Reproduce the whole listing, character for character.

========

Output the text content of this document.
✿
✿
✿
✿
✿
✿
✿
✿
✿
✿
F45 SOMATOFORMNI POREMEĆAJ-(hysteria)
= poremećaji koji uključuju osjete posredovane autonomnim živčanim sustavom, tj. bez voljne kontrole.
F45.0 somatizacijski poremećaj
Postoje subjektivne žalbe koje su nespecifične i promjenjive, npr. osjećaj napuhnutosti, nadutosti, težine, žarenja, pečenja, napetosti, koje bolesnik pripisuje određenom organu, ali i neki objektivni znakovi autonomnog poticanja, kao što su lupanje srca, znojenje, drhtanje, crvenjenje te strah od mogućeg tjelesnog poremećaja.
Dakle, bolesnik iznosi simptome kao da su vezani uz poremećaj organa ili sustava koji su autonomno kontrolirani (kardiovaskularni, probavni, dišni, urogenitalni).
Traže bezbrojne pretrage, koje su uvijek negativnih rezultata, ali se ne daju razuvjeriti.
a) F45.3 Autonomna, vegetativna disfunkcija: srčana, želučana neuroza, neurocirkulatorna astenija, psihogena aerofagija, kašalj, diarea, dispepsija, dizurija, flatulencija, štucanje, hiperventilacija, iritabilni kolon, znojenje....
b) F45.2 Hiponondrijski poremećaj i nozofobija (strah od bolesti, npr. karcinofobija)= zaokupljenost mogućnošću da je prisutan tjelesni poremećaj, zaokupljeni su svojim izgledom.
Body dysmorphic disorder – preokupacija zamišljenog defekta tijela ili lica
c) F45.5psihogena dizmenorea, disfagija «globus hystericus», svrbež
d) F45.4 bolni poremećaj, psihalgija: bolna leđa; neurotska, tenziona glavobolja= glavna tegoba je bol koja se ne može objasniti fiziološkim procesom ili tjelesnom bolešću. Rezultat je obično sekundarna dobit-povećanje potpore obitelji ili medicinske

========

## [EXERCISE SOLUTION]
Output the text content of this document.
✿
✿
✿
✿
✿
✿
✿
✿
✿
✿
F45 SOMATOFORMNI POREMEĆAJ-(hysteria)
= poremećaji koji uključuju osjete posredovane autonomnim živčanim sustavom, tj. bez voljne kontrole.
F45.0 somatizacijski poremećaj
Postoje subjektivne žalbe koje su nespecifične i promjenjive, npr. osjećaj napuhnutosti, nadutosti, težine, žarenja, pečenja, napetosti, koje bolesnik pripisuje određenom organu, ali i neki objektivni znakovi autonomnog poticanja, kao što su lupanje srca, znojenje, drhtanje, crvenjenje te strah od mogućeg tjelesnog poremećaja.
Dakle, bolesnik iznosi simptome kao da su vezani uz poremećaj organa ili sustava koji su autonomno kontrolirani (kardiovaskularni, probavni, dišni, urogenitalni).
Traže bezbrojne pretrage, koje su uvijek negativnih rezultata, ali se ne daju razuvjeriti.
a) F45.3 Autonomna, vegetativna disfunkcija: srčana, želučana neuroza, neurocirkulatorna astenija, psihogena aerofagija, kašalj, diarea, dispepsija, dizurija, flatulencija, štucanje, hiperventilacija, iritabilni kolon, znojenje....
b) F45.2 Hiponondrijski poremećaj i nozofobija (strah od bolesti, npr. karcinofobija)= zaokupljenost mogućnošću da je prisutan tjelesni poremećaj, zaokupljeni su svojim izgledom.
Body dysmorphic disorder – preokupacija zamišljenog defekta tijela ili lica
c) F45.5psihogena dizmenorea, disfagija «globus hystericus», svrbež
d) F45.4 bolni poremećaj, psihalgija: bolna leđa; neurotska, tenziona glavobolja= glavna tegoba je bol koja se ne može objasniti fiziološkim procesom ili tjelesnom bolešću. Rezultat je obično sekundarna dobit-povećanje potpore obitelji ili medicinske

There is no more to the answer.